GIVEN EXERCISE: Print all entries precisely as they are written.
##### THE DATA
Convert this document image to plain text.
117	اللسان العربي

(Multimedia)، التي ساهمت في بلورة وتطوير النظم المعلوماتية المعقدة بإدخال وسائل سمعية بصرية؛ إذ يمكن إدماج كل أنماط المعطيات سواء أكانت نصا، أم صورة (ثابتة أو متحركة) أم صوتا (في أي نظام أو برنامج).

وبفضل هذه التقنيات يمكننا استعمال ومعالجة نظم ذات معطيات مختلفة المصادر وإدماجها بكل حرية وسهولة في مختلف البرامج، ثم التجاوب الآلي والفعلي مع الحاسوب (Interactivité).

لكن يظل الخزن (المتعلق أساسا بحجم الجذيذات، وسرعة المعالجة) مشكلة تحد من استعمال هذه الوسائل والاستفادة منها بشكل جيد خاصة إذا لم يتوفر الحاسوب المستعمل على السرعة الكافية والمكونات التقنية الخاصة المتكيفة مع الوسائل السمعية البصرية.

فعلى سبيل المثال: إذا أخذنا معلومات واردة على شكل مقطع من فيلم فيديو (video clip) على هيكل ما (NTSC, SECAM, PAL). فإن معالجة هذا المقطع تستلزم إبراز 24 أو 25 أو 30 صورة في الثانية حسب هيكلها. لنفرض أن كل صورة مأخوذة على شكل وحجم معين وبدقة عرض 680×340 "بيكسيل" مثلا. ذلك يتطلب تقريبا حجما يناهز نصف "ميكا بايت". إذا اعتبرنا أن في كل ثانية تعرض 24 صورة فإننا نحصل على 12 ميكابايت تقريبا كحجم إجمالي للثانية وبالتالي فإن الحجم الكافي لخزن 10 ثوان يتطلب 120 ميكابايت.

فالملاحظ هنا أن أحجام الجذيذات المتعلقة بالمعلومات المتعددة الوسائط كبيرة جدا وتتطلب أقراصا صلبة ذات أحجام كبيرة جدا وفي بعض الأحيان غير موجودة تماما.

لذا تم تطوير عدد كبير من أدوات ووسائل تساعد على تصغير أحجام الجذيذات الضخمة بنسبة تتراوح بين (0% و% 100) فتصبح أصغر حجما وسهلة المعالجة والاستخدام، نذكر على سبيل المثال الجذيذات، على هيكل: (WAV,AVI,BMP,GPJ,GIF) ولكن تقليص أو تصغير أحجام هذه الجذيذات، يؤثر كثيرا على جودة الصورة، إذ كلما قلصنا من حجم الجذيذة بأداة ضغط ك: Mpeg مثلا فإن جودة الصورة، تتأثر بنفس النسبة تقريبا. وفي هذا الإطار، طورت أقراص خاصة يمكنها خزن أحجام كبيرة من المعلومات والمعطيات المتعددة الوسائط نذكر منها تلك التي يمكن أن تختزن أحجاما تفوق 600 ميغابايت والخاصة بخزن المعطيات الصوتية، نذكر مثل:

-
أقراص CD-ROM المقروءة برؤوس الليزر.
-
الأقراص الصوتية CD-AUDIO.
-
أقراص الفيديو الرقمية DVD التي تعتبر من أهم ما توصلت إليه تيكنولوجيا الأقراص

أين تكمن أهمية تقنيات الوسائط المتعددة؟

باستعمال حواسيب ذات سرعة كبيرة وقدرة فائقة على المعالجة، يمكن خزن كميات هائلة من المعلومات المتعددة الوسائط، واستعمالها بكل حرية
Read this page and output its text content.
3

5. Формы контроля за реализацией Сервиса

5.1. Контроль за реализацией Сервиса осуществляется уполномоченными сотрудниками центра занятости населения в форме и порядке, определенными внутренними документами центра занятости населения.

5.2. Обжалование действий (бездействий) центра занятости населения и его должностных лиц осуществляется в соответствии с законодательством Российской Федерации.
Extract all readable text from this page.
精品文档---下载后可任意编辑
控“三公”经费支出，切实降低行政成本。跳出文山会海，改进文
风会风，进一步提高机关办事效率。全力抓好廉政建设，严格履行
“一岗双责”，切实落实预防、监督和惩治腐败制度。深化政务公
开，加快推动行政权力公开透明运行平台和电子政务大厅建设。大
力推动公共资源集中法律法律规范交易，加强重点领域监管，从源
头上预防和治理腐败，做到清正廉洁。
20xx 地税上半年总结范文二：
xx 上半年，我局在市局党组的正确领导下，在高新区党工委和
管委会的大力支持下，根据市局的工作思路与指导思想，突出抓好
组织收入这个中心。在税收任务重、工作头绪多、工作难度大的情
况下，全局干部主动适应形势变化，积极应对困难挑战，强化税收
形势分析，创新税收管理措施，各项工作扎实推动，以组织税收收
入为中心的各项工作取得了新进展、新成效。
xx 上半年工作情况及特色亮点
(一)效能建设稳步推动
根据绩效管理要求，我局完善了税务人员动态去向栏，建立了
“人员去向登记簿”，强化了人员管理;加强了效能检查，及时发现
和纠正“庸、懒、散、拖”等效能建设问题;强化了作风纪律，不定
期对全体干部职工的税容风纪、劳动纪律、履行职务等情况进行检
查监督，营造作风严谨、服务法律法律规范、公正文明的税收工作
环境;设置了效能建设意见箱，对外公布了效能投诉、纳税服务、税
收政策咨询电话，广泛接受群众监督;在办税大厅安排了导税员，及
##########
ANSWER FOR THE TASK:
Convert this document image to plain text.
117	اللسان العربي

(Multimedia)، التي ساهمت في بلورة وتطوير النظم المعلوماتية المعقدة بإدخال وسائل سمعية بصرية؛ إذ يمكن إدماج كل أنماط المعطيات سواء أكانت نصا، أم صورة (ثابتة أو متحركة) أم صوتا (في أي نظام أو برنامج).

وبفضل هذه التقنيات يمكننا استعمال ومعالجة نظم ذات معطيات مختلفة المصادر وإدماجها بكل حرية وسهولة في مختلف البرامج، ثم التجاوب الآلي والفعلي مع الحاسوب (Interactivité).

لكن يظل الخزن (المتعلق أساسا بحجم الجذيذات، وسرعة المعالجة) مشكلة تحد من استعمال هذه الوسائل والاستفادة منها بشكل جيد خاصة إذا لم يتوفر الحاسوب المستعمل على السرعة الكافية والمكونات التقنية الخاصة المتكيفة مع الوسائل السمعية البصرية.

فعلى سبيل المثال: إذا أخذنا معلومات واردة على شكل مقطع من فيلم فيديو (video clip) على هيكل ما (NTSC, SECAM, PAL). فإن معالجة هذا المقطع تستلزم إبراز 24 أو 25 أو 30 صورة في الثانية حسب هيكلها. لنفرض أن كل صورة مأخوذة على شكل وحجم معين وبدقة عرض 680×340 "بيكسيل" مثلا. ذلك يتطلب تقريبا حجما يناهز نصف "ميكا بايت". إذا اعتبرنا أن في كل ثانية تعرض 24 صورة فإننا نحصل على 12 ميكابايت تقريبا كحجم إجمالي للثانية وبالتالي فإن الحجم الكافي لخزن 10 ثوان يتطلب 120 ميكابايت.

فالملاحظ هنا أن أحجام الجذيذات المتعلقة بالمعلومات المتعددة الوسائط كبيرة جدا وتتطلب أقراصا صلبة ذات أحجام كبيرة جدا وفي بعض الأحيان غير موجودة تماما.

لذا تم تطوير عدد كبير من أدوات ووسائل تساعد على تصغير أحجام الجذيذات الضخمة بنسبة تتراوح بين (0% و% 100) فتصبح أصغر حجما وسهلة المعالجة والاستخدام، نذكر على سبيل المثال الجذيذات، على هيكل: (WAV,AVI,BMP,GPJ,GIF) ولكن تقليص أو تصغير أحجام هذه الجذيذات، يؤثر كثيرا على جودة الصورة، إذ كلما قلصنا من حجم الجذيذة بأداة ضغط ك: Mpeg مثلا فإن جودة الصورة، تتأثر بنفس النسبة تقريبا. وفي هذا الإطار، طورت أقراص خاصة يمكنها خزن أحجام كبيرة من المعلومات والمعطيات المتعددة الوسائط نذكر منها تلك التي يمكن أن تختزن أحجاما تفوق 600 ميغابايت والخاصة بخزن المعطيات الصوتية، نذكر مثل:

-
أقراص CD-ROM المقروءة برؤوس الليزر.
-
الأقراص الصوتية CD-AUDIO.
-
أقراص الفيديو الرقمية DVD التي تعتبر من أهم ما توصلت إليه تيكنولوجيا الأقراص

أين تكمن أهمية تقنيات الوسائط المتعددة؟

باستعمال حواسيب ذات سرعة كبيرة وقدرة فائقة على المعالجة، يمكن خزن كميات هائلة من المعلومات المتعددة الوسائط، واستعمالها بكل حرية
Read this page and output its text content.
3

5. Формы контроля за реализацией Сервиса

5.1. Контроль за реализацией Сервиса осуществляется уполномоченными сотрудниками центра занятости населения в форме и порядке, определенными внутренними документами центра занятости населения.

5.2. Обжалование действий (бездействий) центра занятости населения и его должностных лиц осуществляется в соответствии с законодательством Российской Федерации.
Extract all readable text from this page.
精品文档---下载后可任意编辑
控“三公”经费支出，切实降低行政成本。跳出文山会海，改进文
风会风，进一步提高机关办事效率。全力抓好廉政建设，严格履行
“一岗双责”，切实落实预防、监督和惩治腐败制度。深化政务公
开，加快推动行政权力公开透明运行平台和电子政务大厅建设。大
力推动公共资源集中法律法律规范交易，加强重点领域监管，从源
头上预防和治理腐败，做到清正廉洁。
20xx 地税上半年总结范文二：
xx 上半年，我局在市局党组的正确领导下，在高新区党工委和
管委会的大力支持下，根据市局的工作思路与指导思想，突出抓好
组织收入这个中心。在税收任务重、工作头绪多、工作难度大的情
况下，全局干部主动适应形势变化，积极应对困难挑战，强化税收
形势分析，创新税收管理措施，各项工作扎实推动，以组织税收收
入为中心的各项工作取得了新进展、新成效。
xx 上半年工作情况及特色亮点
(一)效能建设稳步推动
根据绩效管理要求，我局完善了税务人员动态去向栏，建立了
“人员去向登记簿”，强化了人员管理;加强了效能检查，及时发现
和纠正“庸、懒、散、拖”等效能建设问题;强化了作风纪律，不定
期对全体干部职工的税容风纪、劳动纪律、履行职务等情况进行检
查监督，营造作风严谨、服务法律法律规范、公正文明的税收工作
环境;设置了效能建设意见箱，对外公布了效能投诉、纳税服务、税
收政策咨询电话，广泛接受群众监督;在办税大厅安排了导税员，及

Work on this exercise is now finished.